**What the task requires:**
Your task is to copy every line of this material exactly.

**Data provided:**

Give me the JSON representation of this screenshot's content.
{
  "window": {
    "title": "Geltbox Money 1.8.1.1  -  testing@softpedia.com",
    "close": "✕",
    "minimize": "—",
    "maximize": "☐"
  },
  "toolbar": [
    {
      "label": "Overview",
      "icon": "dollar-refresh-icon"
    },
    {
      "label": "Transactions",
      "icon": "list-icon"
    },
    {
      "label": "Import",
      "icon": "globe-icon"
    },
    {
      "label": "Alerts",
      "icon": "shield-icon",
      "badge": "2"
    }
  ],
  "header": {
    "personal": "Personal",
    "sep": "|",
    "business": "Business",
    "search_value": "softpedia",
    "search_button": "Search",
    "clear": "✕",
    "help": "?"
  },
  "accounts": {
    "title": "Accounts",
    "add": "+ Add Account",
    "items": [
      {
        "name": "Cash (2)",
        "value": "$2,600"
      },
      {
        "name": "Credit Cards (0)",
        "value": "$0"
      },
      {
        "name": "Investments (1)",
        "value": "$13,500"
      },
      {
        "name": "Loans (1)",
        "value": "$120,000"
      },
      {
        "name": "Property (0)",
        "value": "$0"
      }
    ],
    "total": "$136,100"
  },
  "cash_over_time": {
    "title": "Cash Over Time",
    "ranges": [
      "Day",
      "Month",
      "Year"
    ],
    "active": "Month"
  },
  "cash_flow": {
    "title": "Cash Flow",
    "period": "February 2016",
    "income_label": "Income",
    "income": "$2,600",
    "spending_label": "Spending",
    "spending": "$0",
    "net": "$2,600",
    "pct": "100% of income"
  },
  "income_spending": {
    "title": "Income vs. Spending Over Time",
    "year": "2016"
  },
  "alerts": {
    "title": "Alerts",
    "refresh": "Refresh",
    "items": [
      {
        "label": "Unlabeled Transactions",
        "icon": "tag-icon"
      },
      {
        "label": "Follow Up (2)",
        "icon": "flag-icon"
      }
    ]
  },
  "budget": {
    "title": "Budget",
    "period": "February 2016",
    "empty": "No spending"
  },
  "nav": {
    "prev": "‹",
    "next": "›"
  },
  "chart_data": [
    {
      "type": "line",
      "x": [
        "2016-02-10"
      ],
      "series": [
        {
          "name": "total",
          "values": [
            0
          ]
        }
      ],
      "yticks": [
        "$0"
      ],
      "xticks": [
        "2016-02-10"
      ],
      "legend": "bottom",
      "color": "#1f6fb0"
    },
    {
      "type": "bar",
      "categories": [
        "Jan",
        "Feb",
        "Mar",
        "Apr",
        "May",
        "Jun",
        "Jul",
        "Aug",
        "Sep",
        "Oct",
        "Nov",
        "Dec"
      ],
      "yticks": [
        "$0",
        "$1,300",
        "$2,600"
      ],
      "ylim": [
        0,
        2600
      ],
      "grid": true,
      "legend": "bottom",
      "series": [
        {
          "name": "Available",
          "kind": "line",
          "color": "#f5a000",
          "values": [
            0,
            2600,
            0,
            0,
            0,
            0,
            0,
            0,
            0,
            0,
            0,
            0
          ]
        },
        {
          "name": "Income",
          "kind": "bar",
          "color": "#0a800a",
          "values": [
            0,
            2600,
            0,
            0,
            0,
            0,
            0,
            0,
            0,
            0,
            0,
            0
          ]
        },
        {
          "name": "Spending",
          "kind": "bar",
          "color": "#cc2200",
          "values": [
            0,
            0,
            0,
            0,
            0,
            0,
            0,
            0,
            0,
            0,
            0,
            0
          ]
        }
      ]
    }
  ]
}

**Reply:**
Give me the JSON representation of this screenshot's content.
{
  "window": {
    "title": "Geltbox Money 1.8.1.1  -  testing@softpedia.com",
    "close": "✕",
    "minimize": "—",
    "maximize": "☐"
  },
  "toolbar": [
    {
      "label": "Overview",
      "icon": "dollar-refresh-icon"
    },
    {
      "label": "Transactions",
      "icon": "list-icon"
    },
    {
      "label": "Import",
      "icon": "globe-icon"
    },
    {
      "label": "Alerts",
      "icon": "shield-icon",
      "badge": "2"
    }
  ],
  "header": {
    "personal": "Personal",
    "sep": "|",
    "business": "Business",
    "search_value": "softpedia",
    "search_button": "Search",
    "clear": "✕",
    "help": "?"
  },
  "accounts": {
    "title": "Accounts",
    "add": "+ Add Account",
    "items": [
      {
        "name": "Cash (2)",
        "value": "$2,600"
      },
      {
        "name": "Credit Cards (0)",
        "value": "$0"
      },
      {
        "name": "Investments (1)",
        "value": "$13,500"
      },
      {
        "name": "Loans (1)",
        "value": "$120,000"
      },
      {
        "name": "Property (0)",
        "value": "$0"
      }
    ],
    "total": "$136,100"
  },
  "cash_over_time": {
    "title": "Cash Over Time",
    "ranges": [
      "Day",
      "Month",
      "Year"
    ],
    "active": "Month"
  },
  "cash_flow": {
    "title": "Cash Flow",
    "period": "February 2016",
    "income_label": "Income",
    "income": "$2,600",
    "spending_label": "Spending",
    "spending": "$0",
    "net": "$2,600",
    "pct": "100% of income"
  },
  "income_spending": {
    "title": "Income vs. Spending Over Time",
    "year": "2016"
  },
  "alerts": {
    "title": "Alerts",
    "refresh": "Refresh",
    "items": [
      {
        "label": "Unlabeled Transactions",
        "icon": "tag-icon"
      },
      {
        "label": "Follow Up (2)",
        "icon": "flag-icon"
      }
    ]
  },
  "budget": {
    "title": "Budget",
    "period": "February 2016",
    "empty": "No spending"
  },
  "nav": {
    "prev": "‹",
    "next": "›"
  },
  "chart_data": [
    {
      "type": "line",
      "x": [
        "2016-02-10"
      ],
      "series": [
        {
          "name": "total",
          "values": [
            0
          ]
        }
      ],
      "yticks": [
        "$0"
      ],
      "xticks": [
        "2016-02-10"
      ],
      "legend": "bottom",
      "color": "#1f6fb0"
    },
    {
      "type": "bar",
      "categories": [
        "Jan",
        "Feb",
        "Mar",
        "Apr",
        "May",
        "Jun",
        "Jul",
        "Aug",
        "Sep",
        "Oct",
        "Nov",
        "Dec"
      ],
      "yticks": [
        "$0",
        "$1,300",
        "$2,600"
      ],
      "ylim": [
        0,
        2600
      ],
      "grid": true,
      "legend": "bottom",
      "series": [
        {
          "name": "Available",
          "kind": "line",
          "color": "#f5a000",
          "values": [
            0,
            2600,
            0,
            0,
            0,
            0,
            0,
            0,
            0,
            0,
            0,
            0
          ]
        },
        {
          "name": "Income",
          "kind": "bar",
          "color": "#0a800a",
          "values": [
            0,
            2600,
            0,
            0,
            0,
            0,
            0,
            0,
            0,
            0,
            0,
            0
          ]
        },
        {
          "name": "Spending",
          "kind": "bar",
          "color": "#cc2200",
          "values": [
            0,
            0,
            0,
            0,
            0,
            0,
            0,
            0,
            0,
            0,
            0,
            0
          ]
        }
      ]
    }
  ]
}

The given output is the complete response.